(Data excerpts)
###
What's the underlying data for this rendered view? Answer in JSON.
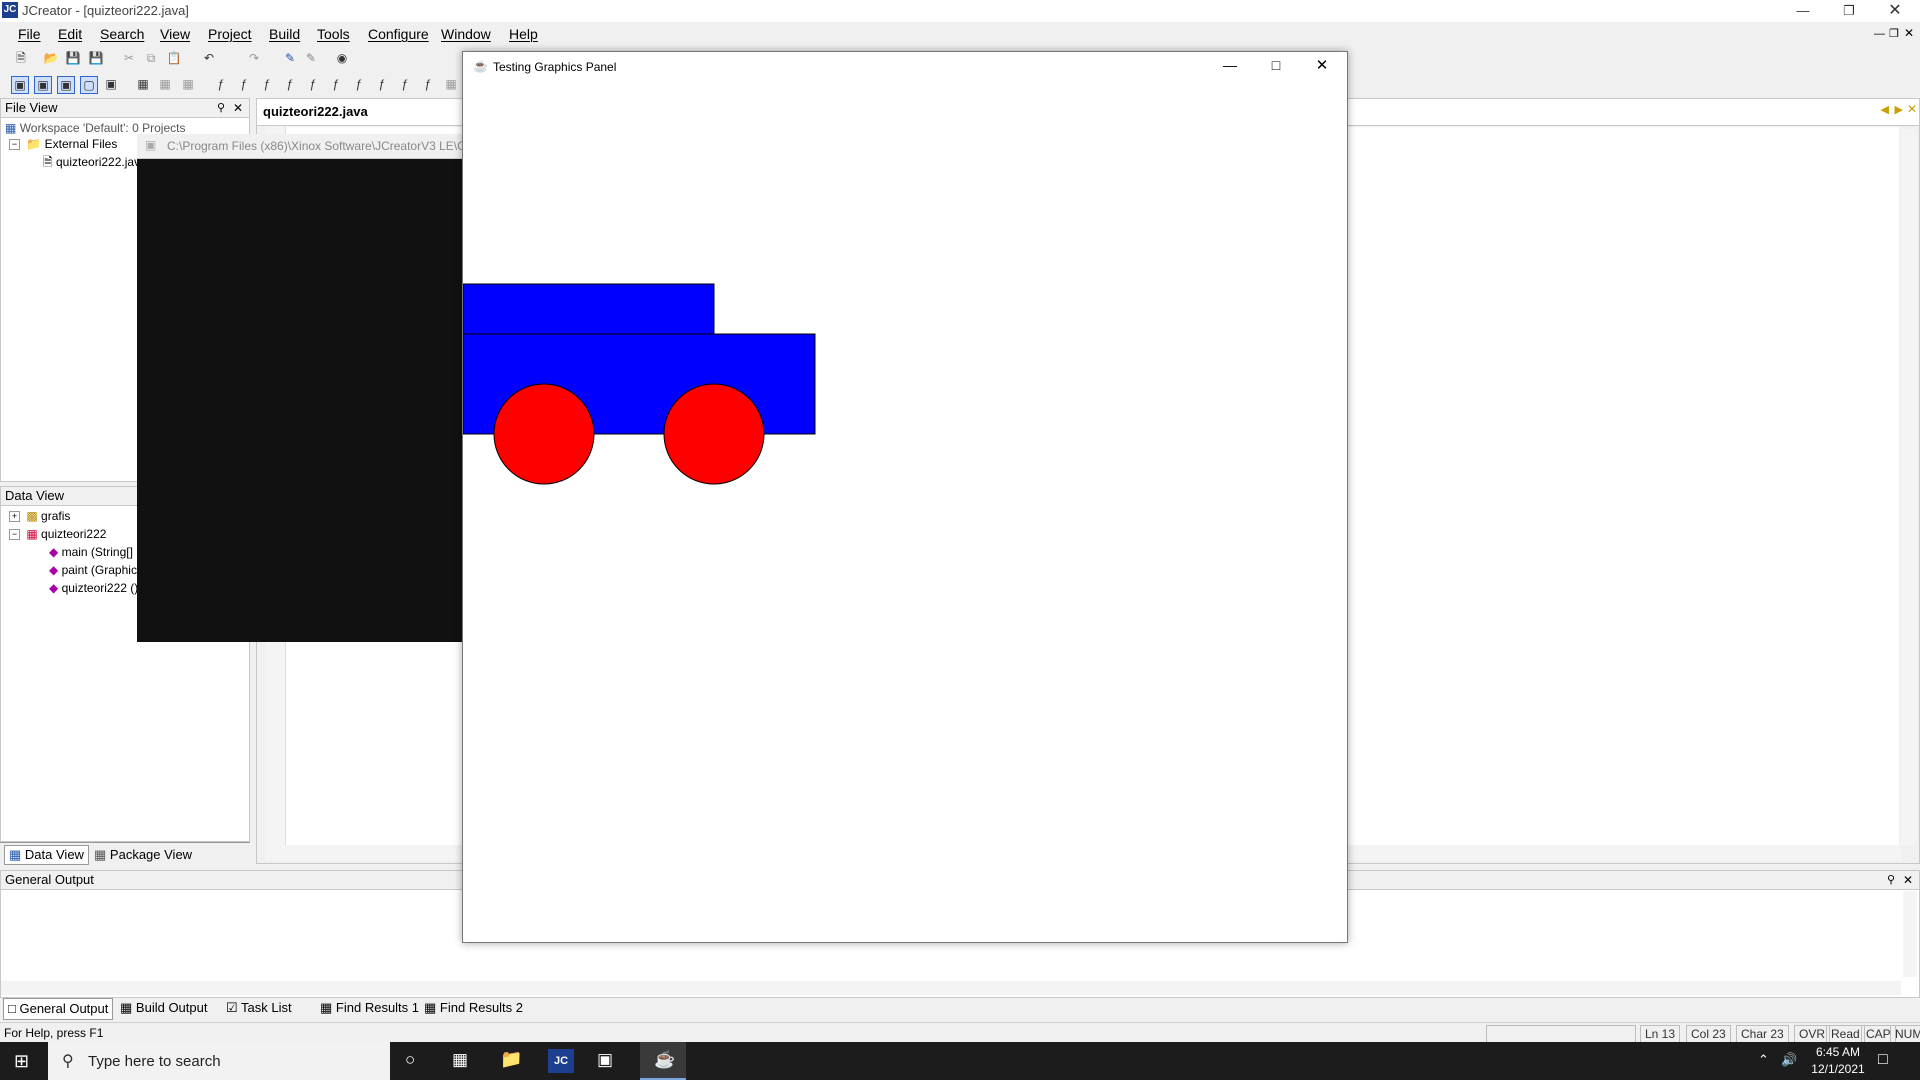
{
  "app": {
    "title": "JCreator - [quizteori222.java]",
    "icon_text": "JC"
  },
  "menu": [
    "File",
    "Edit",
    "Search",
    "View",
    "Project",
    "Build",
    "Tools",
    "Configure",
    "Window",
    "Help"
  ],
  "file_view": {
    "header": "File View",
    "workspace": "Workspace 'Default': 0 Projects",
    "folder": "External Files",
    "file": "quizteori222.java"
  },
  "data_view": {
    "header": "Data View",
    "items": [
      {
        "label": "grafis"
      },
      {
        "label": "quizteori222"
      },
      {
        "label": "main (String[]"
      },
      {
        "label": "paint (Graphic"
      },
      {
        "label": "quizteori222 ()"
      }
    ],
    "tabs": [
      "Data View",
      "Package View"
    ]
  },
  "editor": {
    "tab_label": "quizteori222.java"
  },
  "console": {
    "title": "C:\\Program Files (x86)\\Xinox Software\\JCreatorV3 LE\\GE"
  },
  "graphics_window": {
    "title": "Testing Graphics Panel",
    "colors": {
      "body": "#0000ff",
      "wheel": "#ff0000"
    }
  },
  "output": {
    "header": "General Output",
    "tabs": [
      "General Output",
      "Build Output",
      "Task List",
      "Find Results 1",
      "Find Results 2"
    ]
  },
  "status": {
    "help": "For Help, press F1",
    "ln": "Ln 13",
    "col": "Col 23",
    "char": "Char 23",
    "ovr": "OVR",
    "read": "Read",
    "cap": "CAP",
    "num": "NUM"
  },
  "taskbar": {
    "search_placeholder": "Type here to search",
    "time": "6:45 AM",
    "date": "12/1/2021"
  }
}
###
(THE EXERCISE) Pictures appear in the records above. Output everything except them, exactly.

(FULL OUTPUT)
What's the underlying data for this rendered view? Answer in JSON.
{
  "app": {
    "title": "JCreator - [quizteori222.java]",
    "icon_text": "JC"
  },
  "menu": [
    "File",
    "Edit",
    "Search",
    "View",
    "Project",
    "Build",
    "Tools",
    "Configure",
    "Window",
    "Help"
  ],
  "file_view": {
    "header": "File View",
    "workspace": "Workspace 'Default': 0 Projects",
    "folder": "External Files",
    "file": "quizteori222.java"
  },
  "data_view": {
    "header": "Data View",
    "items": [
      {
        "label": "grafis"
      },
      {
        "label": "quizteori222"
      },
      {
        "label": "main (String[]"
      },
      {
        "label": "paint (Graphic"
      },
      {
        "label": "quizteori222 ()"
      }
    ],
    "tabs": [
      "Data View",
      "Package View"
    ]
  },
  "editor": {
    "tab_label": "quizteori222.java"
  },
  "console": {
    "title": "C:\\Program Files (x86)\\Xinox Software\\JCreatorV3 LE\\GE"
  },
  "graphics_window": {
    "title": "Testing Graphics Panel",
    "colors": {
      "body": "#0000ff",
      "wheel": "#ff0000"
    }
  },
  "output": {
    "header": "General Output",
    "tabs": [
      "General Output",
      "Build Output",
      "Task List",
      "Find Results 1",
      "Find Results 2"
    ]
  },
  "status": {
    "help": "For Help, press F1",
    "ln": "Ln 13",
    "col": "Col 23",
    "char": "Char 23",
    "ovr": "OVR",
    "read": "Read",
    "cap": "CAP",
    "num": "NUM"
  },
  "taskbar": {
    "search_placeholder": "Type here to search",
    "time": "6:45 AM",
    "date": "12/1/2021"
  }
}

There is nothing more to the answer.